***** DATASET ROWS

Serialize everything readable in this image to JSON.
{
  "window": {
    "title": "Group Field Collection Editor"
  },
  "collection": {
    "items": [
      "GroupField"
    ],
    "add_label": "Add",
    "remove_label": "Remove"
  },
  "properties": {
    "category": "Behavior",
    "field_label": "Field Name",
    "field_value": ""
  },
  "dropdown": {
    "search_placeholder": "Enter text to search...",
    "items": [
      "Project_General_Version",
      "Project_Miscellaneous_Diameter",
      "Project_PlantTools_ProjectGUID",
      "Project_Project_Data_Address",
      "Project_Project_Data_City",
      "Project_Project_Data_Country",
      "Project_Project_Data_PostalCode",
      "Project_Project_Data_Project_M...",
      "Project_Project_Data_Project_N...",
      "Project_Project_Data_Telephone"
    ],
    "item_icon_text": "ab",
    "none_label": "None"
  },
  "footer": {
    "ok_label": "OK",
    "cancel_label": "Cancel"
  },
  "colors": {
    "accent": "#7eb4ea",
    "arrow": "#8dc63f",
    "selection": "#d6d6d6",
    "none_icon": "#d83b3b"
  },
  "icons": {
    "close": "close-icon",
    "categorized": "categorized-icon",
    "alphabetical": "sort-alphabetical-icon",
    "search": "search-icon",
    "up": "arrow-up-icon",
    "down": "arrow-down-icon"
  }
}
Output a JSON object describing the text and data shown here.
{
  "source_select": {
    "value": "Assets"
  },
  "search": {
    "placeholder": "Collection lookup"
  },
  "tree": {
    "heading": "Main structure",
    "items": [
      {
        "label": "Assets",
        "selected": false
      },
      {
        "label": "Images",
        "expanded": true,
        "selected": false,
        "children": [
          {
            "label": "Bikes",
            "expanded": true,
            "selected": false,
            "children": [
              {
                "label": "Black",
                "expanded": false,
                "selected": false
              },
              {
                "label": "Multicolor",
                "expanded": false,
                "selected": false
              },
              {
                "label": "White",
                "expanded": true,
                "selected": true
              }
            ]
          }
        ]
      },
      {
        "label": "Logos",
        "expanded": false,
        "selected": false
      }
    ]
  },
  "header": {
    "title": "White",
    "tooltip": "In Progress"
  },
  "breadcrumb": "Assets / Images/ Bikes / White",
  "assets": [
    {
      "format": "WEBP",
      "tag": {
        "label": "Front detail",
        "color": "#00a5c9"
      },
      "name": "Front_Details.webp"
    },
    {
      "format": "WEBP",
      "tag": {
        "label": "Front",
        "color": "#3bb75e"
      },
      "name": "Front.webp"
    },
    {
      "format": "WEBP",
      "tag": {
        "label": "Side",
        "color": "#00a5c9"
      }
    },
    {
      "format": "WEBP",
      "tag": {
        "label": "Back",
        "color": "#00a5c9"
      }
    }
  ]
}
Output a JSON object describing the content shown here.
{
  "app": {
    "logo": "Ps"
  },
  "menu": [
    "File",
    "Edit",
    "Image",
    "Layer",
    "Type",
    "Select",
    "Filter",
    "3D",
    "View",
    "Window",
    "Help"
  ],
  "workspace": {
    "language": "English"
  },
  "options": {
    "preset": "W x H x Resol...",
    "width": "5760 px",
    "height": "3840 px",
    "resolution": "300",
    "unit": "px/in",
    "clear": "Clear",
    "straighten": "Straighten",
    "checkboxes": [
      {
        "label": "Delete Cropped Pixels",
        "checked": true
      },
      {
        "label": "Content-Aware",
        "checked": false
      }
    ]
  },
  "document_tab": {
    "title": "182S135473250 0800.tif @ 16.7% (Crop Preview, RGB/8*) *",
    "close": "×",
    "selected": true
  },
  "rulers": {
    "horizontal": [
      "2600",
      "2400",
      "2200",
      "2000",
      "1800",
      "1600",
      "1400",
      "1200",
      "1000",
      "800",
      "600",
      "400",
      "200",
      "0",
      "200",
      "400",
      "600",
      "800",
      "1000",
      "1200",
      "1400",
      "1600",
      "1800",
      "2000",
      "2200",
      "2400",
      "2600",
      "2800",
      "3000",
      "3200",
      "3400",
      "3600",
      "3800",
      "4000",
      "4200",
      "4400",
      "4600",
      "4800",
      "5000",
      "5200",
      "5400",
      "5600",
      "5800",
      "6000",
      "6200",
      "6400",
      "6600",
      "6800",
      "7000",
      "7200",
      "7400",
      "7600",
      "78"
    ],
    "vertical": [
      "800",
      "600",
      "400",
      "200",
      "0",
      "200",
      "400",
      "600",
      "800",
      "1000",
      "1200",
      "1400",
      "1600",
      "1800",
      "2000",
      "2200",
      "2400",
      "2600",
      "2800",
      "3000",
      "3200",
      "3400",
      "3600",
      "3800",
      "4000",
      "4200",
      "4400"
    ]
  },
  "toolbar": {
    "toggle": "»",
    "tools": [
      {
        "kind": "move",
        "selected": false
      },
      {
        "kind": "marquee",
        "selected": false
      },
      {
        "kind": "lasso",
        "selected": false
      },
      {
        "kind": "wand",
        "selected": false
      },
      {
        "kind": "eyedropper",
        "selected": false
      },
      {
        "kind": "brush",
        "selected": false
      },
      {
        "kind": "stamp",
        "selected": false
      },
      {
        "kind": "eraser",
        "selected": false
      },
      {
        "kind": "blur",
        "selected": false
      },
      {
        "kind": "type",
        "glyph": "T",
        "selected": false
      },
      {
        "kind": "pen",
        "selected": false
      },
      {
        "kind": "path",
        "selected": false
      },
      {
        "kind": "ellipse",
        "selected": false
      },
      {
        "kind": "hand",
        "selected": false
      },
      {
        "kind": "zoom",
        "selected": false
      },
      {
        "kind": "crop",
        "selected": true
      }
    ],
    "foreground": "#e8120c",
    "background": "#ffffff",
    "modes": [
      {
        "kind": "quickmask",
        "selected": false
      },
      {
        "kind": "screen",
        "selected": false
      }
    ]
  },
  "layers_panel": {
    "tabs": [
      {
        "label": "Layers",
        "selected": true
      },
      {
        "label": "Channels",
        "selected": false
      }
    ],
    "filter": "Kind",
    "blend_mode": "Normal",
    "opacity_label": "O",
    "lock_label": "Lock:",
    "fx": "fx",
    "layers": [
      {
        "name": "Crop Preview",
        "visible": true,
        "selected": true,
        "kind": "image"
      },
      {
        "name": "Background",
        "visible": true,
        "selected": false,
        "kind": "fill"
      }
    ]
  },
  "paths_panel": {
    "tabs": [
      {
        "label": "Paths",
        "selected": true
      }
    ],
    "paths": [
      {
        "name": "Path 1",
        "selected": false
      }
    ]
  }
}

**********

■ INSTRUCTIONS FOR THE TASK
Word for word, write out all of the data above.

■ CORRECT ANSWER
Serialize everything readable in this image to JSON.
{
  "window": {
    "title": "Group Field Collection Editor"
  },
  "collection": {
    "items": [
      "GroupField"
    ],
    "add_label": "Add",
    "remove_label": "Remove"
  },
  "properties": {
    "category": "Behavior",
    "field_label": "Field Name",
    "field_value": ""
  },
  "dropdown": {
    "search_placeholder": "Enter text to search...",
    "items": [
      "Project_General_Version",
      "Project_Miscellaneous_Diameter",
      "Project_PlantTools_ProjectGUID",
      "Project_Project_Data_Address",
      "Project_Project_Data_City",
      "Project_Project_Data_Country",
      "Project_Project_Data_PostalCode",
      "Project_Project_Data_Project_M...",
      "Project_Project_Data_Project_N...",
      "Project_Project_Data_Telephone"
    ],
    "item_icon_text": "ab",
    "none_label": "None"
  },
  "footer": {
    "ok_label": "OK",
    "cancel_label": "Cancel"
  },
  "colors": {
    "accent": "#7eb4ea",
    "arrow": "#8dc63f",
    "selection": "#d6d6d6",
    "none_icon": "#d83b3b"
  },
  "icons": {
    "close": "close-icon",
    "categorized": "categorized-icon",
    "alphabetical": "sort-alphabetical-icon",
    "search": "search-icon",
    "up": "arrow-up-icon",
    "down": "arrow-down-icon"
  }
}
Output a JSON object describing the text and data shown here.
{
  "source_select": {
    "value": "Assets"
  },
  "search": {
    "placeholder": "Collection lookup"
  },
  "tree": {
    "heading": "Main structure",
    "items": [
      {
        "label": "Assets",
        "selected": false
      },
      {
        "label": "Images",
        "expanded": true,
        "selected": false,
        "children": [
          {
            "label": "Bikes",
            "expanded": true,
            "selected": false,
            "children": [
              {
                "label": "Black",
                "expanded": false,
                "selected": false
              },
              {
                "label": "Multicolor",
                "expanded": false,
                "selected": false
              },
              {
                "label": "White",
                "expanded": true,
                "selected": true
              }
            ]
          }
        ]
      },
      {
        "label": "Logos",
        "expanded": false,
        "selected": false
      }
    ]
  },
  "header": {
    "title": "White",
    "tooltip": "In Progress"
  },
  "breadcrumb": "Assets / Images/ Bikes / White",
  "assets": [
    {
      "format": "WEBP",
      "tag": {
        "label": "Front detail",
        "color": "#00a5c9"
      },
      "name": "Front_Details.webp"
    },
    {
      "format": "WEBP",
      "tag": {
        "label": "Front",
        "color": "#3bb75e"
      },
      "name": "Front.webp"
    },
    {
      "format": "WEBP",
      "tag": {
        "label": "Side",
        "color": "#00a5c9"
      }
    },
    {
      "format": "WEBP",
      "tag": {
        "label": "Back",
        "color": "#00a5c9"
      }
    }
  ]
}
Output a JSON object describing the content shown here.
{
  "app": {
    "logo": "Ps"
  },
  "menu": [
    "File",
    "Edit",
    "Image",
    "Layer",
    "Type",
    "Select",
    "Filter",
    "3D",
    "View",
    "Window",
    "Help"
  ],
  "workspace": {
    "language": "English"
  },
  "options": {
    "preset": "W x H x Resol...",
    "width": "5760 px",
    "height": "3840 px",
    "resolution": "300",
    "unit": "px/in",
    "clear": "Clear",
    "straighten": "Straighten",
    "checkboxes": [
      {
        "label": "Delete Cropped Pixels",
        "checked": true
      },
      {
        "label": "Content-Aware",
        "checked": false
      }
    ]
  },
  "document_tab": {
    "title": "182S135473250 0800.tif @ 16.7% (Crop Preview, RGB/8*) *",
    "close": "×",
    "selected": true
  },
  "rulers": {
    "horizontal": [
      "2600",
      "2400",
      "2200",
      "2000",
      "1800",
      "1600",
      "1400",
      "1200",
      "1000",
      "800",
      "600",
      "400",
      "200",
      "0",
      "200",
      "400",
      "600",
      "800",
      "1000",
      "1200",
      "1400",
      "1600",
      "1800",
      "2000",
      "2200",
      "2400",
      "2600",
      "2800",
      "3000",
      "3200",
      "3400",
      "3600",
      "3800",
      "4000",
      "4200",
      "4400",
      "4600",
      "4800",
      "5000",
      "5200",
      "5400",
      "5600",
      "5800",
      "6000",
      "6200",
      "6400",
      "6600",
      "6800",
      "7000",
      "7200",
      "7400",
      "7600",
      "78"
    ],
    "vertical": [
      "800",
      "600",
      "400",
      "200",
      "0",
      "200",
      "400",
      "600",
      "800",
      "1000",
      "1200",
      "1400",
      "1600",
      "1800",
      "2000",
      "2200",
      "2400",
      "2600",
      "2800",
      "3000",
      "3200",
      "3400",
      "3600",
      "3800",
      "4000",
      "4200",
      "4400"
    ]
  },
  "toolbar": {
    "toggle": "»",
    "tools": [
      {
        "kind": "move",
        "selected": false
      },
      {
        "kind": "marquee",
        "selected": false
      },
      {
        "kind": "lasso",
        "selected": false
      },
      {
        "kind": "wand",
        "selected": false
      },
      {
        "kind": "eyedropper",
        "selected": false
      },
      {
        "kind": "brush",
        "selected": false
      },
      {
        "kind": "stamp",
        "selected": false
      },
      {
        "kind": "eraser",
        "selected": false
      },
      {
        "kind": "blur",
        "selected": false
      },
      {
        "kind": "type",
        "glyph": "T",
        "selected": false
      },
      {
        "kind": "pen",
        "selected": false
      },
      {
        "kind": "path",
        "selected": false
      },
      {
        "kind": "ellipse",
        "selected": false
      },
      {
        "kind": "hand",
        "selected": false
      },
      {
        "kind": "zoom",
        "selected": false
      },
      {
        "kind": "crop",
        "selected": true
      }
    ],
    "foreground": "#e8120c",
    "background": "#ffffff",
    "modes": [
      {
        "kind": "quickmask",
        "selected": false
      },
      {
        "kind": "screen",
        "selected": false
      }
    ]
  },
  "layers_panel": {
    "tabs": [
      {
        "label": "Layers",
        "selected": true
      },
      {
        "label": "Channels",
        "selected": false
      }
    ],
    "filter": "Kind",
    "blend_mode": "Normal",
    "opacity_label": "O",
    "lock_label": "Lock:",
    "fx": "fx",
    "layers": [
      {
        "name": "Crop Preview",
        "visible": true,
        "selected": true,
        "kind": "image"
      },
      {
        "name": "Background",
        "visible": true,
        "selected": false,
        "kind": "fill"
      }
    ]
  },
  "paths_panel": {
    "tabs": [
      {
        "label": "Paths",
        "selected": true
      }
    ],
    "paths": [
      {
        "name": "Path 1",
        "selected": false
      }
    ]
  }
}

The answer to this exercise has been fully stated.